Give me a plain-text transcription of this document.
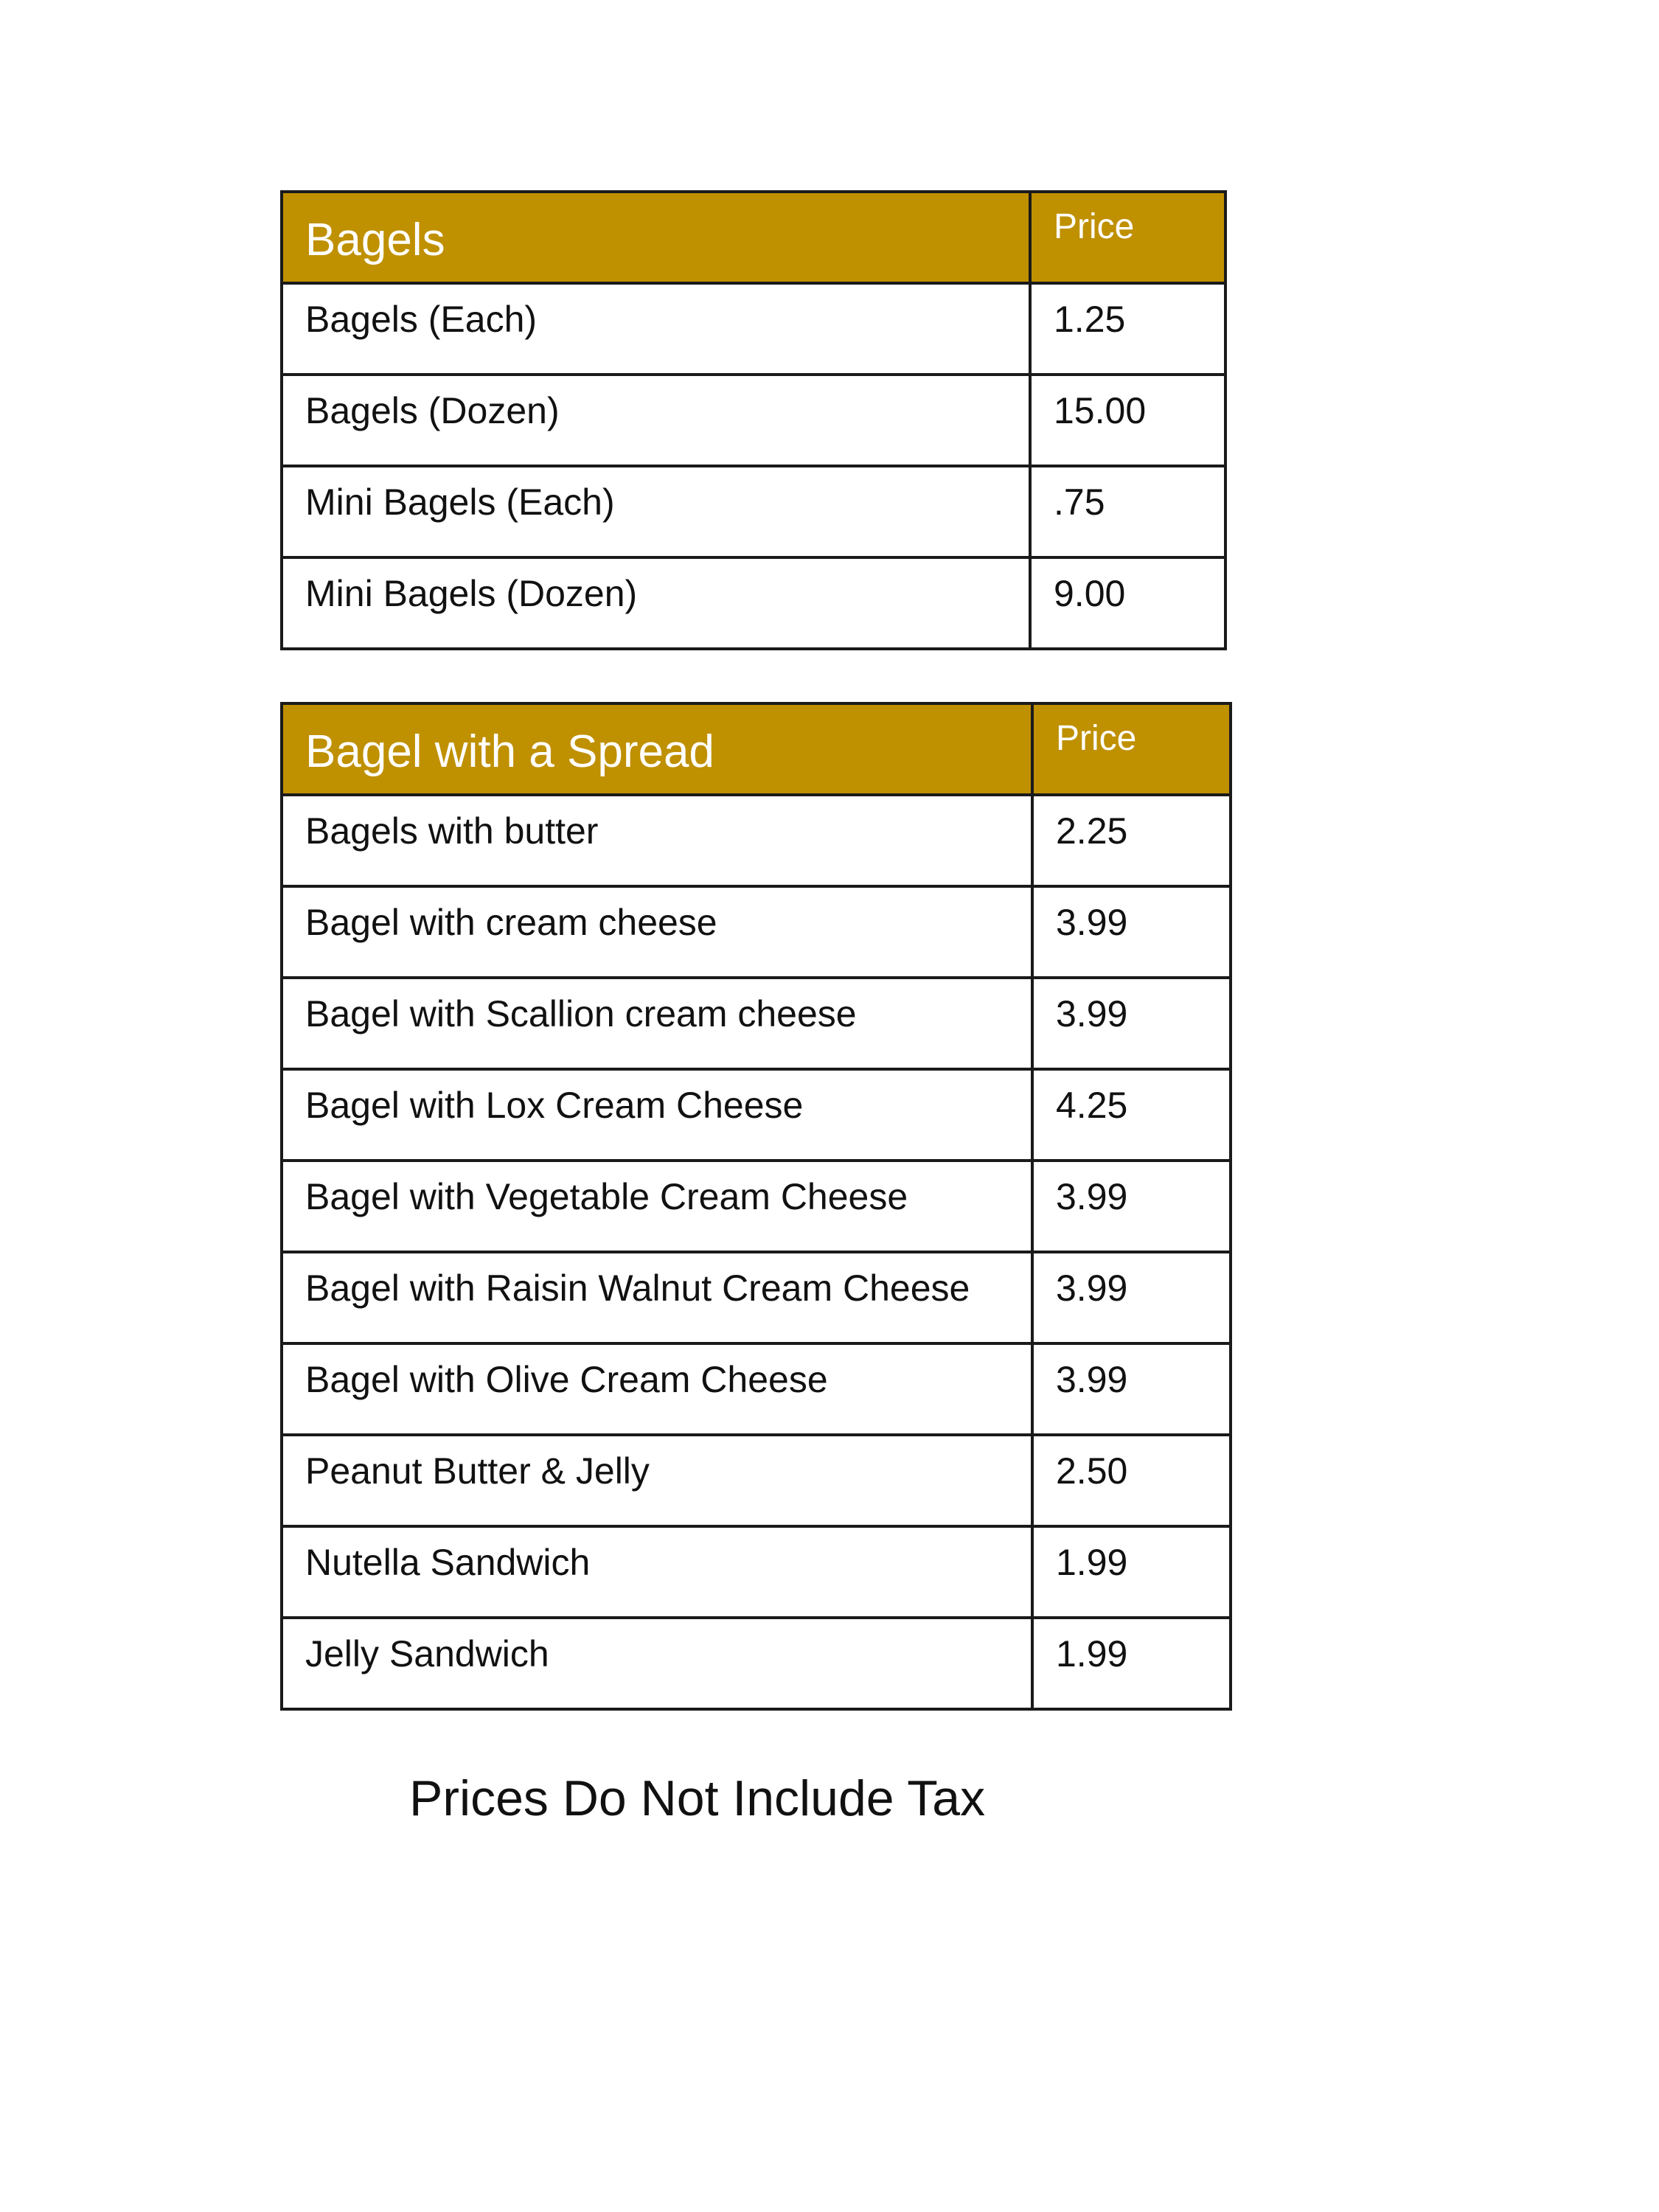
Bagels	Price

Bagels (Each)	1.25

Bagels (Dozen)	15.00

Mini Bagels (Each)	.75

Mini Bagels (Dozen)	9.00
Bagel with a Spread	Price

Bagels with butter	2.25

Bagel with cream cheese	3.99

Bagel with Scallion cream cheese	3.99

Bagel with Lox Cream Cheese	4.25

Bagel with Vegetable Cream Cheese	3.99

Bagel with Raisin Walnut Cream Cheese	3.99

Bagel with Olive Cream Cheese	3.99

Peanut Butter & Jelly	2.50

Nutella Sandwich	1.99

Jelly Sandwich	1.99
Prices Do Not Include Tax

══════════════════════════════

__What you will do__: Say how many lines hold the word "Dozen", giving the number and nothing else.

__Written response__: 2